Written instruction:
Your answer should be a single number: the count of lines containing the string "sysname".

** Begin **

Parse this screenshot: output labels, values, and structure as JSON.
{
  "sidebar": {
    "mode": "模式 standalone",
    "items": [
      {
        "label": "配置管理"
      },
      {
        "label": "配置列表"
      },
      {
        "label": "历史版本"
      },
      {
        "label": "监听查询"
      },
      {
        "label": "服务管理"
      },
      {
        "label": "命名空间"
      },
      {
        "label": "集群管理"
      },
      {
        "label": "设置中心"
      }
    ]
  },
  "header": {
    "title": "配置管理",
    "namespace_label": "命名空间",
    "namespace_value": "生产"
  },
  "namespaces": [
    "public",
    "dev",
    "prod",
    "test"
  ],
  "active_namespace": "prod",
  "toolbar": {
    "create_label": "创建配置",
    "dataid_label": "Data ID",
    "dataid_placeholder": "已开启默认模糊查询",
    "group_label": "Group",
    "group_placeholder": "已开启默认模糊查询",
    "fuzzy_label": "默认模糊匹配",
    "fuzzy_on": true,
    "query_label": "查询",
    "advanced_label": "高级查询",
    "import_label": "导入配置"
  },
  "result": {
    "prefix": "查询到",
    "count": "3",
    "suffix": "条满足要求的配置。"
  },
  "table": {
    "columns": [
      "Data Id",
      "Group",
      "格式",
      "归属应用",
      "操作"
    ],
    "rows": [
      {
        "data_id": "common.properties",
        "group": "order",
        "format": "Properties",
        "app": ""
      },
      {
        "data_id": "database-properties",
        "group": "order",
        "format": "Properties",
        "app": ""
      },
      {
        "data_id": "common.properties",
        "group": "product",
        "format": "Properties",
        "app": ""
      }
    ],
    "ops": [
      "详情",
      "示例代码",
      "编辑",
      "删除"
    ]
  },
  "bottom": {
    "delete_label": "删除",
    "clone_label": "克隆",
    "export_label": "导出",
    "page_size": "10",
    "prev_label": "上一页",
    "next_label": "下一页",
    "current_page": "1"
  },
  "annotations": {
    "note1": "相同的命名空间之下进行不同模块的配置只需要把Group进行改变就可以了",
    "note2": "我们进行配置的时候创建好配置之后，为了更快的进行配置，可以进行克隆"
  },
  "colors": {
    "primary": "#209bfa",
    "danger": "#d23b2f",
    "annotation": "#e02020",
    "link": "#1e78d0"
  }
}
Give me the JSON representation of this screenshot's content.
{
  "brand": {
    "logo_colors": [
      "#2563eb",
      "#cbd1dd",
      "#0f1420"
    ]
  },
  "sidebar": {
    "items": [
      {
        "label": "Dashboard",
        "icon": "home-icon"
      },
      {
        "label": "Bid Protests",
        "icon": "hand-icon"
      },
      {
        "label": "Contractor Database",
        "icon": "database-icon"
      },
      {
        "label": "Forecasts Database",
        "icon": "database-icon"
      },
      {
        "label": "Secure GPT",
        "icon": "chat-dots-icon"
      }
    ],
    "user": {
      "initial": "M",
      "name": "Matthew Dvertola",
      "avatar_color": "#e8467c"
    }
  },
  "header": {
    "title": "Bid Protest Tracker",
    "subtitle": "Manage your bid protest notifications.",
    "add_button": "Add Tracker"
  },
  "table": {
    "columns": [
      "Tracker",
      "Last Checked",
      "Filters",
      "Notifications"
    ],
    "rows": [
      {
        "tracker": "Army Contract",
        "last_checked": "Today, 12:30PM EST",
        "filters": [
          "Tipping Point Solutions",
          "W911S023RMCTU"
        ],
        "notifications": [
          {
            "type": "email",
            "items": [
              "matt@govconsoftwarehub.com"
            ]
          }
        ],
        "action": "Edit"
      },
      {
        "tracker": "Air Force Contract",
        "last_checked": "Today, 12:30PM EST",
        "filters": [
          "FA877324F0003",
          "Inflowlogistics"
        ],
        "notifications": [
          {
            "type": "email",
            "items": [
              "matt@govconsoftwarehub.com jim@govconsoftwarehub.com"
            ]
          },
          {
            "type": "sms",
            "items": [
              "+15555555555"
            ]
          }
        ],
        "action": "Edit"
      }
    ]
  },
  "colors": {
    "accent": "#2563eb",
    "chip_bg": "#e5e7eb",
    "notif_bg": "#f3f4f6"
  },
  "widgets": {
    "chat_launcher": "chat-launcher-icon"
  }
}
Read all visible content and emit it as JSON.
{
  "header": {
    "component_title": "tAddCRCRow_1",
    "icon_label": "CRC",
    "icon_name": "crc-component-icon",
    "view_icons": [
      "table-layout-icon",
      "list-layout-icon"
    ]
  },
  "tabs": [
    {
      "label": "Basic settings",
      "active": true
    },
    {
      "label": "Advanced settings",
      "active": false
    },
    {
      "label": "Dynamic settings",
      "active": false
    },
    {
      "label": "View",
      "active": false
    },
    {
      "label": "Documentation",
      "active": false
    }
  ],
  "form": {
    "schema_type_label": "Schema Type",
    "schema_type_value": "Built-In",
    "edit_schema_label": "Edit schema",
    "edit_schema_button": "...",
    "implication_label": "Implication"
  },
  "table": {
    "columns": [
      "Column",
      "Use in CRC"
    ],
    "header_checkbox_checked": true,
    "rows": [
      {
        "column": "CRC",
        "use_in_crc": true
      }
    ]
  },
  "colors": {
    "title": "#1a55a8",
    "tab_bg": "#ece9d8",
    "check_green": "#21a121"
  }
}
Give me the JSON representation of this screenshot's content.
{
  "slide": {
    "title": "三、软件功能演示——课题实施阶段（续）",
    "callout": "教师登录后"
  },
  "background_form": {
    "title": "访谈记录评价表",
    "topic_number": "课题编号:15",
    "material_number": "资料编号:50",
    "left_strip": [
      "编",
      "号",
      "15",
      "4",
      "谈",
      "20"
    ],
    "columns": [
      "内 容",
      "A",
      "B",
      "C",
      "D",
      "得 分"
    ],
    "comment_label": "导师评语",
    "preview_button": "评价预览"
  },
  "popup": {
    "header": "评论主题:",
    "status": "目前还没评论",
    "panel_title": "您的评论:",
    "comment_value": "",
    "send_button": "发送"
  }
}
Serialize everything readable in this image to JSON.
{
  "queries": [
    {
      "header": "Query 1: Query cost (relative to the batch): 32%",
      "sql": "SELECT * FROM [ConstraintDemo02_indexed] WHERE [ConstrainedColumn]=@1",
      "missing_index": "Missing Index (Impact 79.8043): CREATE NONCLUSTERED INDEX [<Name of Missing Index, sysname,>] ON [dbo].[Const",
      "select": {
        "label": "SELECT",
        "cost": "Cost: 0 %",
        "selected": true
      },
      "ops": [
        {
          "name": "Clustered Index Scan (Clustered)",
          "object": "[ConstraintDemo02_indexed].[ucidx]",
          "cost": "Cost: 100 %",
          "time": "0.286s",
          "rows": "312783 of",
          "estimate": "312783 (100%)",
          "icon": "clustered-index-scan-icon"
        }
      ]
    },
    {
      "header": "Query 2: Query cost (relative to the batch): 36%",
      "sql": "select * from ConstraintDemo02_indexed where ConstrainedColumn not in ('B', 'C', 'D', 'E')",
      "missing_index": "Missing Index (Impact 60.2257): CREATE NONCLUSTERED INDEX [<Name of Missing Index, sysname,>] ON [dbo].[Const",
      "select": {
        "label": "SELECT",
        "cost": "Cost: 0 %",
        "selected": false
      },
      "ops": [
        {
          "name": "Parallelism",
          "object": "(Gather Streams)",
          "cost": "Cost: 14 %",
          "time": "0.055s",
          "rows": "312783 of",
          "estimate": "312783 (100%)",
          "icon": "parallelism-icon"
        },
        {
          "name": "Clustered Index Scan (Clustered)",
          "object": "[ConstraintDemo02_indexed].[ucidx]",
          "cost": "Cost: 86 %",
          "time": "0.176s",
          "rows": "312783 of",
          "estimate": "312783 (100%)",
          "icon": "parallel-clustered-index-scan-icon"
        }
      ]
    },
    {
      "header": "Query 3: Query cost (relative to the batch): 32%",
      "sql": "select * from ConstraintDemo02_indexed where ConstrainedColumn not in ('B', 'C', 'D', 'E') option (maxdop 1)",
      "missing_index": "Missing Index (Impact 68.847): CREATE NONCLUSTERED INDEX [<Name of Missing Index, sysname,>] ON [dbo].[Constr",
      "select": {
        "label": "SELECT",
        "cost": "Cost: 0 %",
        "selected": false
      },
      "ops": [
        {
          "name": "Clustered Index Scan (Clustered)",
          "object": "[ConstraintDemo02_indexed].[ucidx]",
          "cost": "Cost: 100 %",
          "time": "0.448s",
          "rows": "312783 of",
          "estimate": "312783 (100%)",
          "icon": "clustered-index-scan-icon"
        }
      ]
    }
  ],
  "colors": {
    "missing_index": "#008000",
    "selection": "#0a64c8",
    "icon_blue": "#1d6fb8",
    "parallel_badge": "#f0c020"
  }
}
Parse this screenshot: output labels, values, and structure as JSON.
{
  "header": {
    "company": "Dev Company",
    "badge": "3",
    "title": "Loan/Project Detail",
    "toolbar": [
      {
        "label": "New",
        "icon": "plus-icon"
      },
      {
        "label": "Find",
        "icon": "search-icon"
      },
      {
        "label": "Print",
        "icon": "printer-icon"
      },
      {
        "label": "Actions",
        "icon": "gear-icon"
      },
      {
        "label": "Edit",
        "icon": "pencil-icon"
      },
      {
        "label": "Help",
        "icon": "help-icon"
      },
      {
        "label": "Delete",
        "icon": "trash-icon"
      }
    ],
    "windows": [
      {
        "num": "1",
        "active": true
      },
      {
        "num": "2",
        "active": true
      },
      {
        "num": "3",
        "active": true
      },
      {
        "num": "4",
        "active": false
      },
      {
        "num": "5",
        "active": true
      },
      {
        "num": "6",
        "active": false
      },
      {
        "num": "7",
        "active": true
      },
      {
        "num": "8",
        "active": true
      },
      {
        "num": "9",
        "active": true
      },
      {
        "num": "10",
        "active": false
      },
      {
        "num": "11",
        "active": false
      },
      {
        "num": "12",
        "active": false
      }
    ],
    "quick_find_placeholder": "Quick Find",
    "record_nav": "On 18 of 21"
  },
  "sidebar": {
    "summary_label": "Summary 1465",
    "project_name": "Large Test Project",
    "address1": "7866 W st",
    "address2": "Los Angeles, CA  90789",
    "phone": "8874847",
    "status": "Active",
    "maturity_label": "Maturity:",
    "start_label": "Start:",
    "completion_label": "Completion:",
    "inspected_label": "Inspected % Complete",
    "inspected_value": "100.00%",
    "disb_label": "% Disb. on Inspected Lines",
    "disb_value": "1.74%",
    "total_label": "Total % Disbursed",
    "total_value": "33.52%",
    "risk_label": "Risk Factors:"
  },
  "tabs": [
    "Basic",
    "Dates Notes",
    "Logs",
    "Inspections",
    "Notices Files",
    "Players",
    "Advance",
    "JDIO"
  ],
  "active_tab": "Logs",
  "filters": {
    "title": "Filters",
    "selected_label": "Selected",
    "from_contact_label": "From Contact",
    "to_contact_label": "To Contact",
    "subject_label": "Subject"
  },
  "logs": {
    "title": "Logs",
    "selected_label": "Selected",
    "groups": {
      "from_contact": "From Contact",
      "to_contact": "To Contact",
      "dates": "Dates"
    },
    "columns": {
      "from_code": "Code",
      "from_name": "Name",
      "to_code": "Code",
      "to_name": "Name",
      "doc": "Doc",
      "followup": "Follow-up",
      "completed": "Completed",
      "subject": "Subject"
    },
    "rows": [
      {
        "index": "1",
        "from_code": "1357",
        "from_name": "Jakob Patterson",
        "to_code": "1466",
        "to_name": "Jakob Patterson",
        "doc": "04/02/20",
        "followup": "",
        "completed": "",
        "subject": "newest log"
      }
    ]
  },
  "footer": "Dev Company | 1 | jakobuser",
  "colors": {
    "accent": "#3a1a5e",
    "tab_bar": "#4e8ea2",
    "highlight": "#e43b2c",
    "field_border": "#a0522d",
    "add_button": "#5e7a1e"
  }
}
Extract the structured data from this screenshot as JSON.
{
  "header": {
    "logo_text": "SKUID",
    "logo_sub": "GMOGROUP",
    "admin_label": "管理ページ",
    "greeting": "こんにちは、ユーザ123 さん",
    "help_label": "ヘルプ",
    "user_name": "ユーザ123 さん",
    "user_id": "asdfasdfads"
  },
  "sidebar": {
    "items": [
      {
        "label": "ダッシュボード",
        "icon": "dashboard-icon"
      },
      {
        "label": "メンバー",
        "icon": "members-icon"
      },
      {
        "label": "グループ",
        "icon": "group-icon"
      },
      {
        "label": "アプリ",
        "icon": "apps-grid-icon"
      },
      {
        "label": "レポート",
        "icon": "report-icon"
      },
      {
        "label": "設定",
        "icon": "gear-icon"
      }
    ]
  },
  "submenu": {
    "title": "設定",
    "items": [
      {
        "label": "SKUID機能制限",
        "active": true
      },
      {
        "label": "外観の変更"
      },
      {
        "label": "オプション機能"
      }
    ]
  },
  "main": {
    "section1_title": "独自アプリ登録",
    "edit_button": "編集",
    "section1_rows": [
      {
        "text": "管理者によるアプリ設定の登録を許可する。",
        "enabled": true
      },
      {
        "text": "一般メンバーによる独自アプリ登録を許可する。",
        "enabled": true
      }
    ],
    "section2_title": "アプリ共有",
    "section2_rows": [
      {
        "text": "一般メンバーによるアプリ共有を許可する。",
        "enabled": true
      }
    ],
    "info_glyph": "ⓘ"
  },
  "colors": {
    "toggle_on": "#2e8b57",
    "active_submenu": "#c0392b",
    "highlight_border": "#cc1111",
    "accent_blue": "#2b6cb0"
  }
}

** End **

Answer to the problem:
3